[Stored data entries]
++++++++++++++++++++

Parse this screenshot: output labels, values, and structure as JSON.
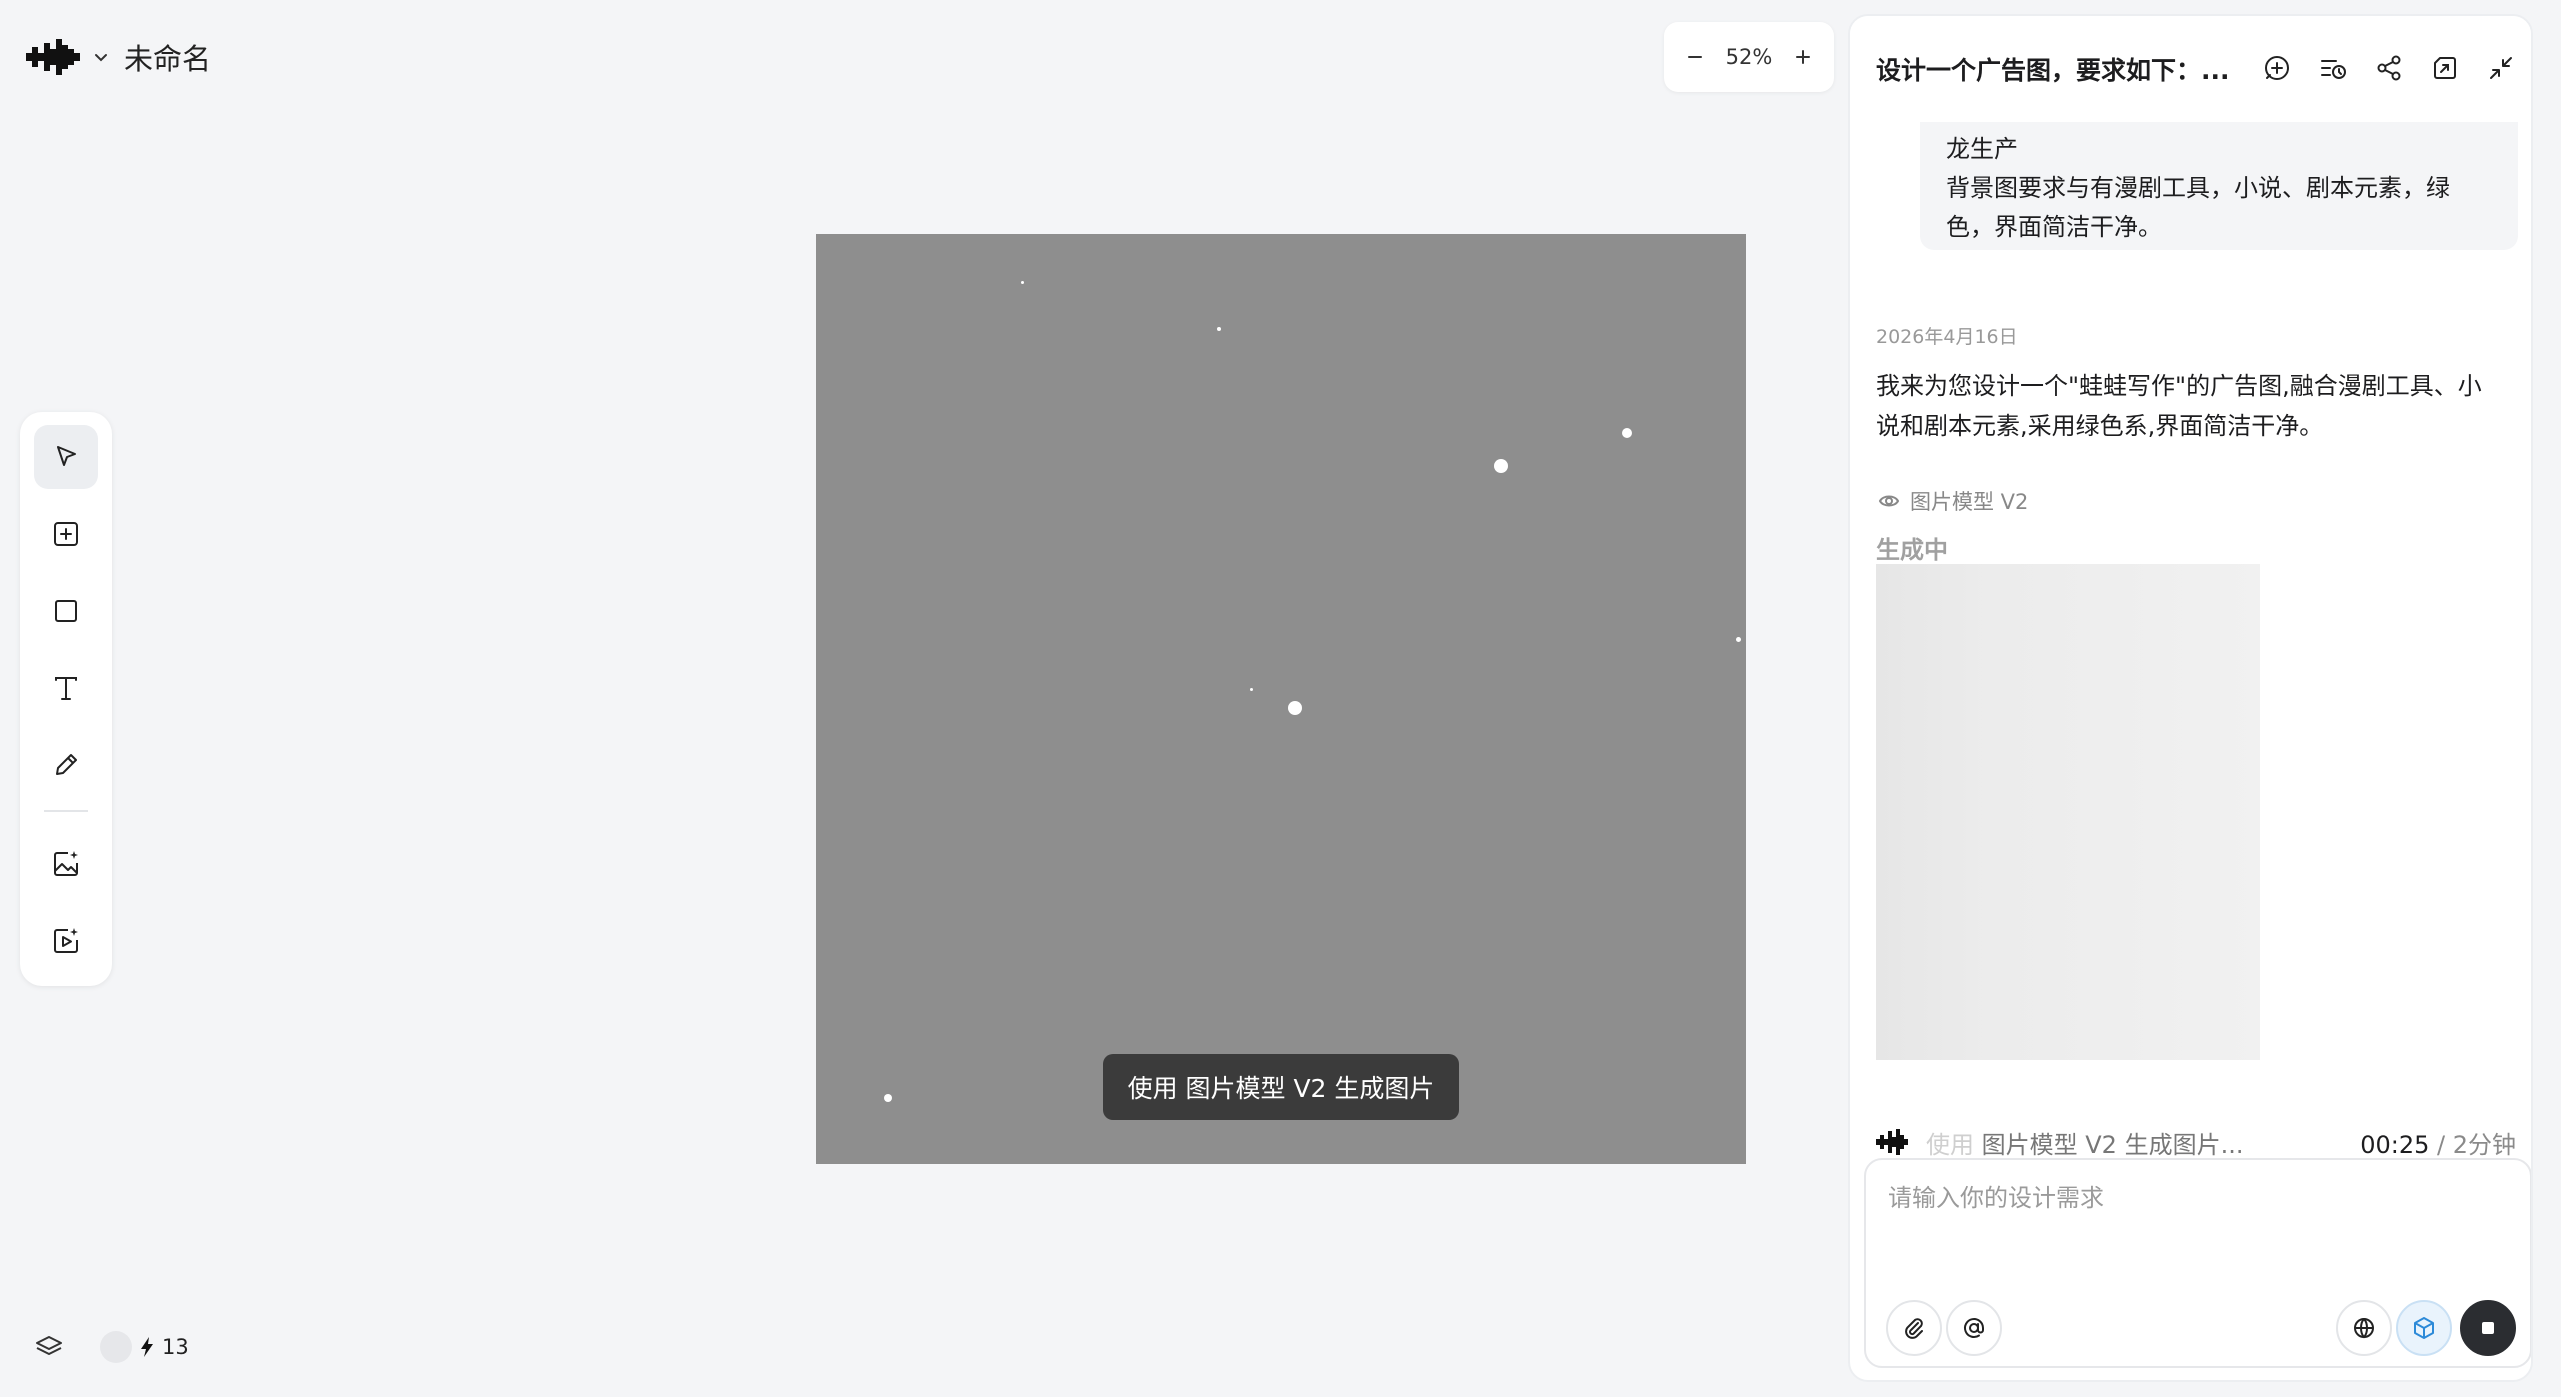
{
  "app": {
    "title": "未命名",
    "logo_icon": "pixel-arrow-logo-icon"
  },
  "zoom": {
    "level": "52%",
    "minus_icon": "minus-icon",
    "plus_icon": "plus-icon"
  },
  "toolbar": {
    "tools": [
      {
        "name": "select",
        "icon": "cursor-arrow-icon",
        "active": true
      },
      {
        "name": "add-frame",
        "icon": "plus-square-icon",
        "active": false
      },
      {
        "name": "rectangle",
        "icon": "square-icon",
        "active": false
      },
      {
        "name": "text",
        "icon": "text-t-icon",
        "active": false
      },
      {
        "name": "pen",
        "icon": "pencil-icon",
        "active": false
      },
      {
        "name": "ai-image",
        "icon": "image-sparkle-icon",
        "active": false
      },
      {
        "name": "ai-video",
        "icon": "video-play-icon",
        "active": false
      }
    ]
  },
  "canvas": {
    "background": "#8e8e8e",
    "toast": "使用 图片模型 V2 生成图片"
  },
  "status": {
    "credits": "13"
  },
  "panel": {
    "title": "设计一个广告图，要求如下：...",
    "user_message": {
      "line1": "龙生产",
      "line2": "背景图要求与有漫剧工具，小说、剧本元素，绿色，界面简洁干净。"
    },
    "date": "2026年4月16日",
    "reply": "我来为您设计一个\"蛙蛙写作\"的广告图,融合漫剧工具、小说和剧本元素,采用绿色系,界面简洁干净。",
    "model_label": "图片模型 V2",
    "gen_status": "生成中",
    "progress": {
      "faded_prefix": "使用",
      "text": "图片模型 V2 生成图片...",
      "elapsed": "00:25",
      "estimate": "/ 2分钟"
    },
    "input": {
      "placeholder": "请输入你的设计需求"
    }
  }
}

++++++++++++++++++++

■ Stated task
Pictures in the records above are left out; print everything else exactly as written.

■ Finished answer
Parse this screenshot: output labels, values, and structure as JSON.
{
  "app": {
    "title": "未命名",
    "logo_icon": "pixel-arrow-logo-icon"
  },
  "zoom": {
    "level": "52%",
    "minus_icon": "minus-icon",
    "plus_icon": "plus-icon"
  },
  "toolbar": {
    "tools": [
      {
        "name": "select",
        "icon": "cursor-arrow-icon",
        "active": true
      },
      {
        "name": "add-frame",
        "icon": "plus-square-icon",
        "active": false
      },
      {
        "name": "rectangle",
        "icon": "square-icon",
        "active": false
      },
      {
        "name": "text",
        "icon": "text-t-icon",
        "active": false
      },
      {
        "name": "pen",
        "icon": "pencil-icon",
        "active": false
      },
      {
        "name": "ai-image",
        "icon": "image-sparkle-icon",
        "active": false
      },
      {
        "name": "ai-video",
        "icon": "video-play-icon",
        "active": false
      }
    ]
  },
  "canvas": {
    "background": "#8e8e8e",
    "toast": "使用 图片模型 V2 生成图片"
  },
  "status": {
    "credits": "13"
  },
  "panel": {
    "title": "设计一个广告图，要求如下：...",
    "user_message": {
      "line1": "龙生产",
      "line2": "背景图要求与有漫剧工具，小说、剧本元素，绿色，界面简洁干净。"
    },
    "date": "2026年4月16日",
    "reply": "我来为您设计一个\"蛙蛙写作\"的广告图,融合漫剧工具、小说和剧本元素,采用绿色系,界面简洁干净。",
    "model_label": "图片模型 V2",
    "gen_status": "生成中",
    "progress": {
      "faded_prefix": "使用",
      "text": "图片模型 V2 生成图片...",
      "elapsed": "00:25",
      "estimate": "/ 2分钟"
    },
    "input": {
      "placeholder": "请输入你的设计需求"
    }
  }
}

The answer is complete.